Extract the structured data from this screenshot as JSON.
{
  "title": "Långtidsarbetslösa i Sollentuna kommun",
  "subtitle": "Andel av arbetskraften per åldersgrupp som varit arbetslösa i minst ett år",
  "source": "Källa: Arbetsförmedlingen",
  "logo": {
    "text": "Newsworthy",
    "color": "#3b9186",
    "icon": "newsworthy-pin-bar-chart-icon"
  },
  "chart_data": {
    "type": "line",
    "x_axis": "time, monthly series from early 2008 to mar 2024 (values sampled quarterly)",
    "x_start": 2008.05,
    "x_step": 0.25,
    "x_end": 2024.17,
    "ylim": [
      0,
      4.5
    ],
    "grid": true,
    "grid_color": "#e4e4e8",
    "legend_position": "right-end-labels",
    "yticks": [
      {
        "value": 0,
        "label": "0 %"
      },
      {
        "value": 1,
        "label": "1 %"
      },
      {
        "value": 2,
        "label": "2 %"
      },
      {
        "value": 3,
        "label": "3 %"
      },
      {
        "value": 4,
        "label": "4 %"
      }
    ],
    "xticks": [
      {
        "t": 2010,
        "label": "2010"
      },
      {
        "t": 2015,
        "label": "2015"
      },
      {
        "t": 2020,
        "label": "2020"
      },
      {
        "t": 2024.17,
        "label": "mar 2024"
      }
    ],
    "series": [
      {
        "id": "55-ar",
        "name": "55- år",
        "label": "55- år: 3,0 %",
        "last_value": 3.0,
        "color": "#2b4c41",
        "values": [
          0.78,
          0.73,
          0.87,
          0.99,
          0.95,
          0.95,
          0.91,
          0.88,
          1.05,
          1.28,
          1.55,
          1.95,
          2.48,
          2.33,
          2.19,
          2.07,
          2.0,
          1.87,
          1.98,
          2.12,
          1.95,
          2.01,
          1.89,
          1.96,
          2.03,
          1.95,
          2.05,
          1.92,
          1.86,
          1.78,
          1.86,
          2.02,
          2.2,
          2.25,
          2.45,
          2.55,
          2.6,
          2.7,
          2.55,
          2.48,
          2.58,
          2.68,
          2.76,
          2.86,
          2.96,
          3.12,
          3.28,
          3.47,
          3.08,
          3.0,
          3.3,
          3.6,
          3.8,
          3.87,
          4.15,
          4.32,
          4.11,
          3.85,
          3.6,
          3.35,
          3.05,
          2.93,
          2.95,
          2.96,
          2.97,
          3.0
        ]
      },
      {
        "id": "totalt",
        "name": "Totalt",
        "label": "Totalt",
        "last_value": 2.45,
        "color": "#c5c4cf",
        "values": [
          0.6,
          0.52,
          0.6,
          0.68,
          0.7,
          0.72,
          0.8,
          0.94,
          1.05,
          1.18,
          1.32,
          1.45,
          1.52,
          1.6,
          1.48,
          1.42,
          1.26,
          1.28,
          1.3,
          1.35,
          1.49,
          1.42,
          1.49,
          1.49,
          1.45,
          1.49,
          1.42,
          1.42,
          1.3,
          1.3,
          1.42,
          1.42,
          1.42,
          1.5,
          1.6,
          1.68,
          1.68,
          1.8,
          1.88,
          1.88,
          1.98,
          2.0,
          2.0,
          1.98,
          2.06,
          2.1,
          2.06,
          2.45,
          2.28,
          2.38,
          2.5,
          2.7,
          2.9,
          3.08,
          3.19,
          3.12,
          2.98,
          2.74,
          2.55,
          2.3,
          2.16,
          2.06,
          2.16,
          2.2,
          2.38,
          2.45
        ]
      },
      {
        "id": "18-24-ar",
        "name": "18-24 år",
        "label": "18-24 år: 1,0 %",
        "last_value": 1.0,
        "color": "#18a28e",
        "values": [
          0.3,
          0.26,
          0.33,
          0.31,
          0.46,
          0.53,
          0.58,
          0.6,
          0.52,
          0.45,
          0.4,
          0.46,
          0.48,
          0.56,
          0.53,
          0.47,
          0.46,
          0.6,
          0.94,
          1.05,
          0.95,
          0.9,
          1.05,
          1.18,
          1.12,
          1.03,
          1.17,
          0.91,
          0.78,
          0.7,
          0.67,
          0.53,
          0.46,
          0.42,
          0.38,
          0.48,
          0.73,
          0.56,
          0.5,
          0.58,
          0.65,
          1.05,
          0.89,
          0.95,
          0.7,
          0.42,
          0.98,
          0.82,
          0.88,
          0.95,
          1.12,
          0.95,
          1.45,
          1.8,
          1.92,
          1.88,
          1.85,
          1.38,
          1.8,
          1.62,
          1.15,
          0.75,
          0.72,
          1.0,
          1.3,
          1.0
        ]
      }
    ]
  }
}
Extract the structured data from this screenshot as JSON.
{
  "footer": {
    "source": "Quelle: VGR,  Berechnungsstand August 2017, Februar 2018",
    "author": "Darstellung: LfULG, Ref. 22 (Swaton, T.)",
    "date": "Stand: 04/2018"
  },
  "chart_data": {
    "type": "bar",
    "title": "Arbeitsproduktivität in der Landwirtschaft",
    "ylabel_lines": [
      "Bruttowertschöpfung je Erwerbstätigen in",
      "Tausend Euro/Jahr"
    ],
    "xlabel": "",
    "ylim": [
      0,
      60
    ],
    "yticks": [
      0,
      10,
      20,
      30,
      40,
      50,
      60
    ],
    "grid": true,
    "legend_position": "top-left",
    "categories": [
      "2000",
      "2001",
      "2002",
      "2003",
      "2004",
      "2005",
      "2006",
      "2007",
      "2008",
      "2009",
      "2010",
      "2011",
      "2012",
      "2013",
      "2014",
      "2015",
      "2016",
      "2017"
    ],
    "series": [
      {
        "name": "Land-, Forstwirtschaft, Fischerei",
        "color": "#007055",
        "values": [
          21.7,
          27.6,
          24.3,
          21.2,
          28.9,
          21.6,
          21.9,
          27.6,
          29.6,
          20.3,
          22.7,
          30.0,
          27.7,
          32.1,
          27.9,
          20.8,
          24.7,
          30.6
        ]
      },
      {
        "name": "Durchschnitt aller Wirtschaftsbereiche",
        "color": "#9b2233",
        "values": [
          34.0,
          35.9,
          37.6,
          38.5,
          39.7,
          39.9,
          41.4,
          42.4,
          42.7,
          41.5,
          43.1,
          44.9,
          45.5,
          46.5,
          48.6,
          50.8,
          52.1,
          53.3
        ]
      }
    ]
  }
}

________________________________________

▸ **Given problem**: Locate the word "source" in the data above. Copy every line carrying it.

▸ **Solution to this task**:
  "source": "Källa: Arbetsförmedlingen",
    "source": "Quelle: VGR,  Berechnungsstand August 2017, Februar 2018",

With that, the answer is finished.